▶ THE RECORDS:
● ● ●
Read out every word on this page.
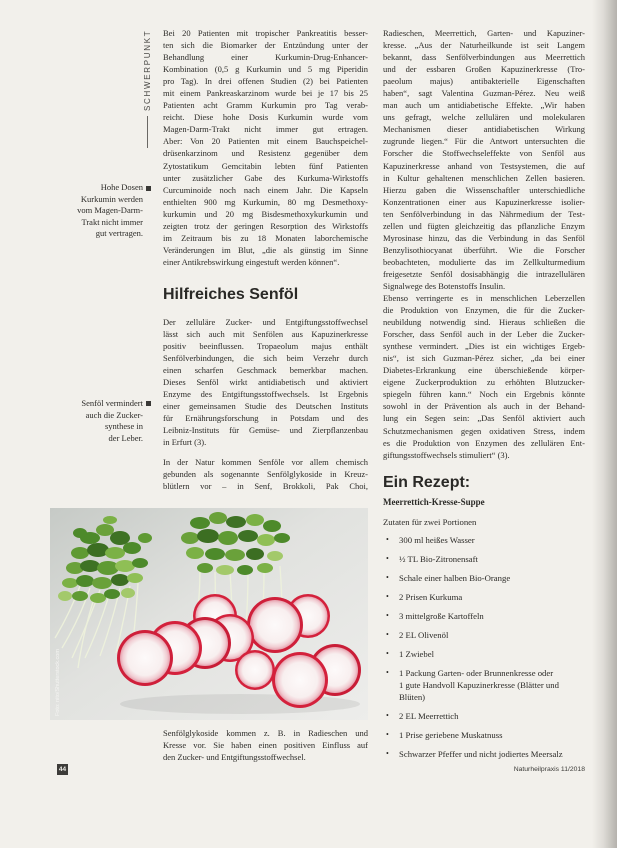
SCHWERPUNKT
Hohe Dosen
Kurkumin werden
vom Magen-Darm-
Trakt nicht immer
gut vertragen.
Senföl vermindert
auch die Zucker-
synthese in
der Leber.
Bei 20 Patienten mit tropischer Pankreatitis besser-
ten sich die Biomarker der Entzündung unter der
Behandlung einer Kurkumin-Drug-Enhancer-
Kombination (0,5 g Kurkumin und 5 mg Piperidin
pro Tag). In drei offenen Studien (2) bei Patienten
mit einem Pankreaskarzinom wurde bei je 17 bis 25
Patienten acht Gramm Kurkumin pro Tag verab-
reicht. Diese hohe Dosis Kurkumin wurde vom
Magen-Darm-Trakt nicht immer gut ertragen.
Aber: Von 20 Patienten mit einem Bauchspeichel-
drüsenkarzinom und Resistenz gegenüber dem
Zytostatikum Gemcitabin lebten fünf Patienten
unter zusätzlicher Gabe des Kurkuma-Wirkstoffs
Curcuminoide noch nach einem Jahr. Die Kapseln
enthielten 900 mg Kurkumin, 80 mg Desmethoxy-
kurkumin und 20 mg Bisdesmethoxykurkumin und
zeigten trotz der geringen Resorption des Wirkstoffs
im Zeitraum bis zu 18 Monaten laborchemische
Veränderungen im Blut, „die als günstig im Sinne
einer Antikrebswirkung eingestuft werden können“.
Hilfreiches Senföl
Der zelluläre Zucker- und Entgiftungsstoffwechsel
lässt sich auch mit Senfölen aus Kapuzinerkresse
positiv beeinflussen. Tropaeolum majus enthält
Senfölverbindungen, die sich beim Verzehr durch
einen scharfen Geschmack bemerkbar machen.
Dieses Senföl wirkt antidiabetisch und aktiviert
Enzyme des Entgiftungsstoffwechsels. Ist Ergebnis
einer gemeinsamen Studie des Deutschen Instituts
für Ernährungsforschung in Potsdam und des
Leibniz-Instituts für Gemüse- und Zierpflanzenbau
in Erfurt (3).
In der Natur kommen Senföle vor allem chemisch
gebunden als sogenannte Senfölglykoside in Kreuz-
blütlern vor – in Senf, Brokkoli, Pak Choi,
Foto: nito/Shutterstock.com
Senfölglykoside kommen z. B. in Radieschen und
Kresse vor. Sie haben einen positiven Einfluss auf
den Zucker- und Entgiftungsstoffwechsel.
Radieschen, Meerrettich, Garten- und Kapuziner-
kresse. „Aus der Naturheilkunde ist seit Langem
bekannt, dass Senfölverbindungen aus Meerrettich
und der essbaren Großen Kapuzinerkresse (Tro-
paeolum majus) antibakterielle Eigenschaften
haben“, sagt Valentina Guzman-Pérez. Neu weiß
man auch um antidiabetische Effekte. „Wir haben
uns gefragt, welche zellulären und molekularen
Mechanismen dieser antidiabetischen Wirkung
zugrunde liegen.“ Für die Antwort untersuchten die
Forscher die Stoffwechseleffekte von Senföl aus
Kapuzinerkresse anhand von Testsystemen, die auf
in Kultur gehaltenen menschlichen Zellen basieren.
Hierzu gaben die Wissenschaftler unterschiedliche
Konzentrationen einer aus Kapuzinerkresse isolier-
ten Senfölverbindung in das Nährmedium der Test-
zellen und fügten gleichzeitig das pflanzliche Enzym
Myrosinase hinzu, das die Verbindung in das Senföl
Benzylisothiocyanat überführt. Wie die Forscher
beobachteten, modulierte das im Zellkulturmedium
freigesetzte Senföl dosisabhängig die intrazellulären
Signalwege des Botenstoffs Insulin.
Ebenso verringerte es in menschlichen Leberzellen
die Produktion von Enzymen, die für die Zucker-
neubildung notwendig sind. Hieraus schließen die
Forscher, dass Senföl auch in der Leber die Zucker-
synthese vermindert. „Dies ist ein wichtiges Ergeb-
nis“, ist sich Guzman-Pérez sicher, „da bei einer
Diabetes-Erkrankung eine überschießende körper-
eigene Zuckerproduktion zu erhöhten Blutzucker-
spiegeln führen kann.“ Noch ein Ergebnis könnte
sowohl in der Prävention als auch in der Behand-
lung ein Segen sein: „Das Senföl aktiviert auch
Schutzmechanismen gegen oxidativen Stress, indem
es die Produktion von Enzymen des zellulären Ent-
giftungsstoffwechsels stimuliert“ (3).
Ein Rezept:
Meerrettich-Kresse-Suppe
Zutaten für zwei Portionen
•	300 ml heißes Wasser
•	½ TL Bio-Zitronensaft
•	Schale einer halben Bio-Orange
•	2 Prisen Kurkuma
•	3 mittelgroße Kartoffeln
•	2 EL Olivenöl
•	1 Zwiebel
•	1 Packung Garten- oder Brunnenkresse oder
1 gute Handvoll Kapuzinerkresse (Blätter und
Blüten)
•	2 EL Meerrettich
•	1 Prise geriebene Muskatnuss
•	Schwarzer Pfeffer und nicht jodiertes Meersalz
44	Naturheilpraxis 11/2018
● ● ●
▶ WHAT YOU SHOULD DO:
Lines above with the word "Trakt" should be counted, and the reply is that count alone.

▶ RESPONSE BELOW:
2